◆ Exercise goal ◆
Set down the material below in full, matching it exactly.

◆ Dataset extract ◆
■ ■ ■ ■ ■

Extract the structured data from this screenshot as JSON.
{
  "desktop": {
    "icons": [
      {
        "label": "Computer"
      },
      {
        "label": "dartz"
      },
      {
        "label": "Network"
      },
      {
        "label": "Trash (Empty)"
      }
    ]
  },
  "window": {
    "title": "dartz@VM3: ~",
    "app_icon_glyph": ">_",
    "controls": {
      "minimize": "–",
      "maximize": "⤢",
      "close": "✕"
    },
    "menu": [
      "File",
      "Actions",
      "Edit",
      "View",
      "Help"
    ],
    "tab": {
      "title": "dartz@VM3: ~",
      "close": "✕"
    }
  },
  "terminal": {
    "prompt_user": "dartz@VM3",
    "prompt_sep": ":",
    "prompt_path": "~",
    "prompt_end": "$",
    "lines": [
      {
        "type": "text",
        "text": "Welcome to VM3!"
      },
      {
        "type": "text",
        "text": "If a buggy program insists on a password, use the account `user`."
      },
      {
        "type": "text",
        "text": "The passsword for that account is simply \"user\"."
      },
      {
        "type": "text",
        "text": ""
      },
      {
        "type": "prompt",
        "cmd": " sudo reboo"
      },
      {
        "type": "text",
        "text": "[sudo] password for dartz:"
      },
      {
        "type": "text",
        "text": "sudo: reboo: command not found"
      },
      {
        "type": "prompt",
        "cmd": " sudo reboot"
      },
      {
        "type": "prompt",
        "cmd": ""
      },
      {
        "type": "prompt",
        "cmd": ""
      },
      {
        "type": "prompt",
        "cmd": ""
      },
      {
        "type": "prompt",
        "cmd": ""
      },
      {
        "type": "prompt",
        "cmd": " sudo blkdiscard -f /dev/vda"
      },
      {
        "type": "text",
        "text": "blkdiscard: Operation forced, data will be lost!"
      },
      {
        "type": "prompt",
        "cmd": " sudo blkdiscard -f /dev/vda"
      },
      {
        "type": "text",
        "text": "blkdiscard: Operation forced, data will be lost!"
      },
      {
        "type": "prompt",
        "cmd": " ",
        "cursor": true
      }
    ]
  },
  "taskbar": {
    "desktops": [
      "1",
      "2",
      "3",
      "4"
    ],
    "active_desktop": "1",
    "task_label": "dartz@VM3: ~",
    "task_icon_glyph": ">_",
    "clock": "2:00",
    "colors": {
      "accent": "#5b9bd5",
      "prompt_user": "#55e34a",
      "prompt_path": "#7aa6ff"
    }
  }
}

■ ■ ■ ■ ■

◆ Result for this exercise ◆
Extract the structured data from this screenshot as JSON.
{
  "desktop": {
    "icons": [
      {
        "label": "Computer"
      },
      {
        "label": "dartz"
      },
      {
        "label": "Network"
      },
      {
        "label": "Trash (Empty)"
      }
    ]
  },
  "window": {
    "title": "dartz@VM3: ~",
    "app_icon_glyph": ">_",
    "controls": {
      "minimize": "–",
      "maximize": "⤢",
      "close": "✕"
    },
    "menu": [
      "File",
      "Actions",
      "Edit",
      "View",
      "Help"
    ],
    "tab": {
      "title": "dartz@VM3: ~",
      "close": "✕"
    }
  },
  "terminal": {
    "prompt_user": "dartz@VM3",
    "prompt_sep": ":",
    "prompt_path": "~",
    "prompt_end": "$",
    "lines": [
      {
        "type": "text",
        "text": "Welcome to VM3!"
      },
      {
        "type": "text",
        "text": "If a buggy program insists on a password, use the account `user`."
      },
      {
        "type": "text",
        "text": "The passsword for that account is simply \"user\"."
      },
      {
        "type": "text",
        "text": ""
      },
      {
        "type": "prompt",
        "cmd": " sudo reboo"
      },
      {
        "type": "text",
        "text": "[sudo] password for dartz:"
      },
      {
        "type": "text",
        "text": "sudo: reboo: command not found"
      },
      {
        "type": "prompt",
        "cmd": " sudo reboot"
      },
      {
        "type": "prompt",
        "cmd": ""
      },
      {
        "type": "prompt",
        "cmd": ""
      },
      {
        "type": "prompt",
        "cmd": ""
      },
      {
        "type": "prompt",
        "cmd": ""
      },
      {
        "type": "prompt",
        "cmd": " sudo blkdiscard -f /dev/vda"
      },
      {
        "type": "text",
        "text": "blkdiscard: Operation forced, data will be lost!"
      },
      {
        "type": "prompt",
        "cmd": " sudo blkdiscard -f /dev/vda"
      },
      {
        "type": "text",
        "text": "blkdiscard: Operation forced, data will be lost!"
      },
      {
        "type": "prompt",
        "cmd": " ",
        "cursor": true
      }
    ]
  },
  "taskbar": {
    "desktops": [
      "1",
      "2",
      "3",
      "4"
    ],
    "active_desktop": "1",
    "task_label": "dartz@VM3: ~",
    "task_icon_glyph": ">_",
    "clock": "2:00",
    "colors": {
      "accent": "#5b9bd5",
      "prompt_user": "#55e34a",
      "prompt_path": "#7aa6ff"
    }
  }
}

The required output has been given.